Can you write out the lines of the records again with "screenshot" swapped for "image" and everything else unchanged? Leave the pictures out.

Data in this exercise ->
● ● ● ● ●

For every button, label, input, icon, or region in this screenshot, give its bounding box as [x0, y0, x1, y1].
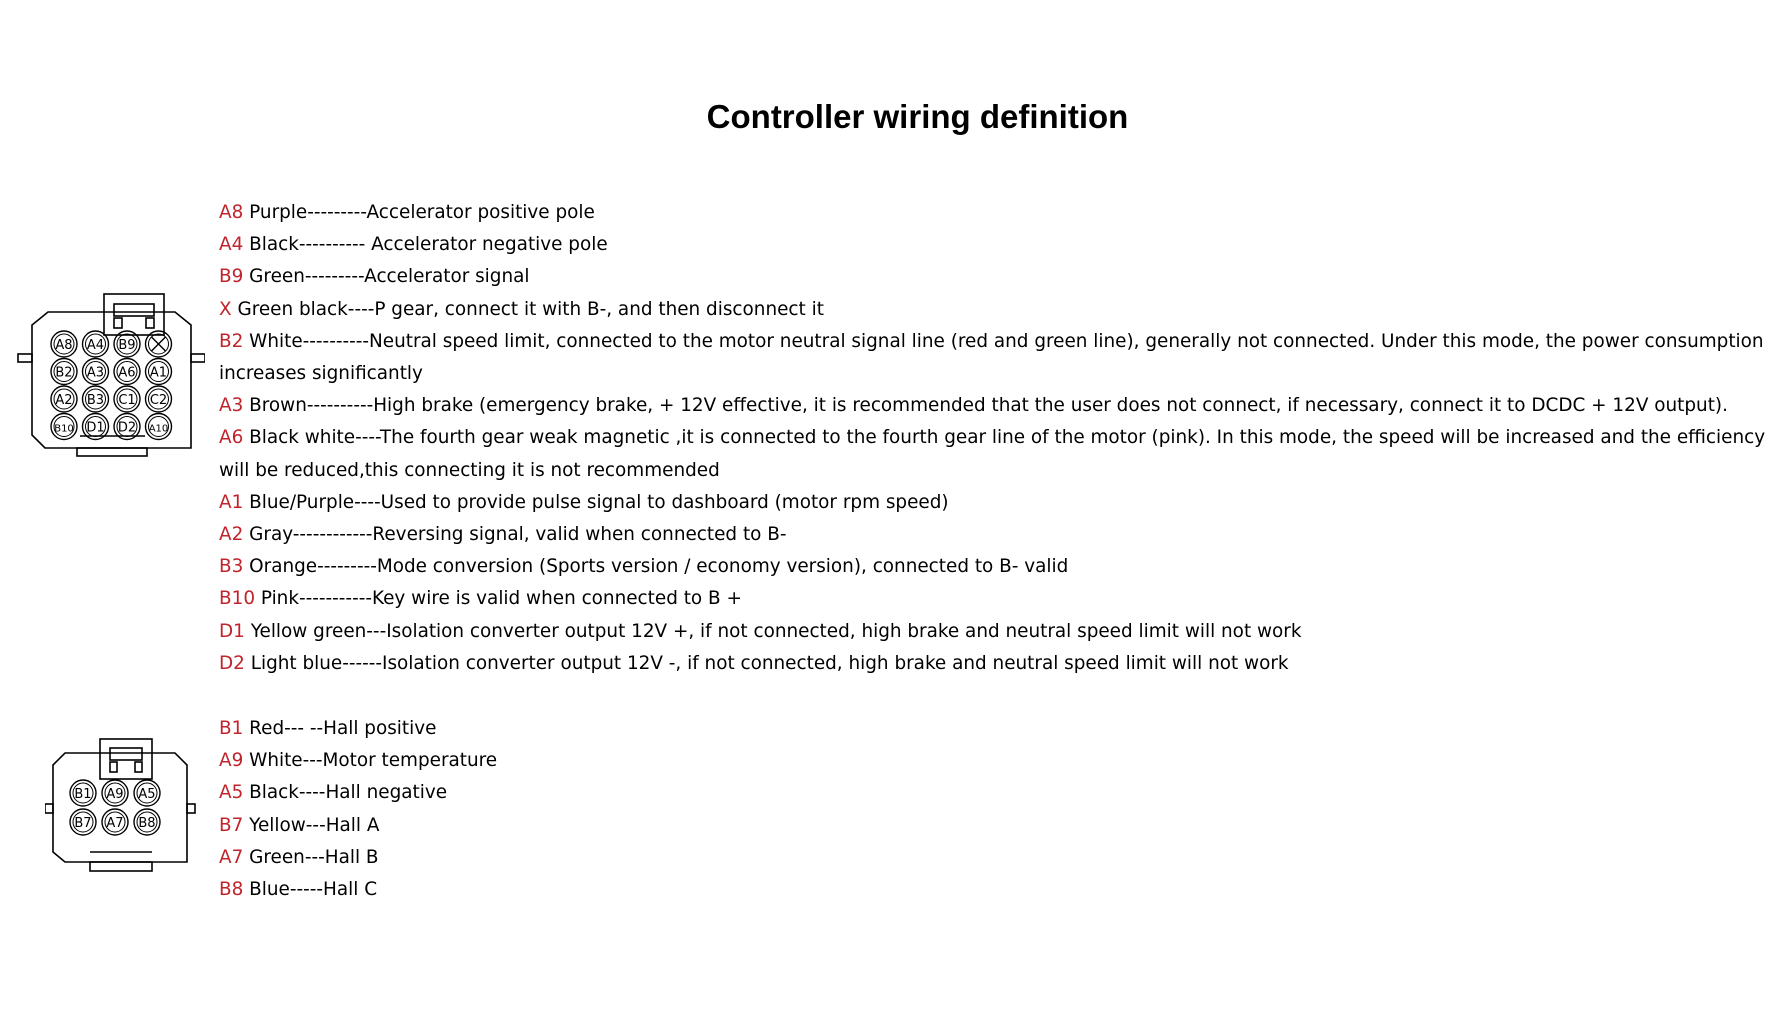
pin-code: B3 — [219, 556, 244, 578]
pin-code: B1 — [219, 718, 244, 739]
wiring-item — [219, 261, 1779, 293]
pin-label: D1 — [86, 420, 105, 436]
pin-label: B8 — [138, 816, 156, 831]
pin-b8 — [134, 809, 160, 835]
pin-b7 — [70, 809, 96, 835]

● ● ● ● ●

Exercise solution ->
For every button, label, input, icon, or region in this image, give its bounding box as [x0, y0, x1, y1].
pin-code: B3 — [219, 556, 244, 578]
pin-code: B1 — [219, 718, 244, 739]
wiring-item — [219, 261, 1779, 293]
pin-label: D1 — [86, 420, 105, 436]
pin-label: B8 — [138, 816, 156, 831]
pin-b8 — [134, 809, 160, 835]
pin-b7 — [70, 809, 96, 835]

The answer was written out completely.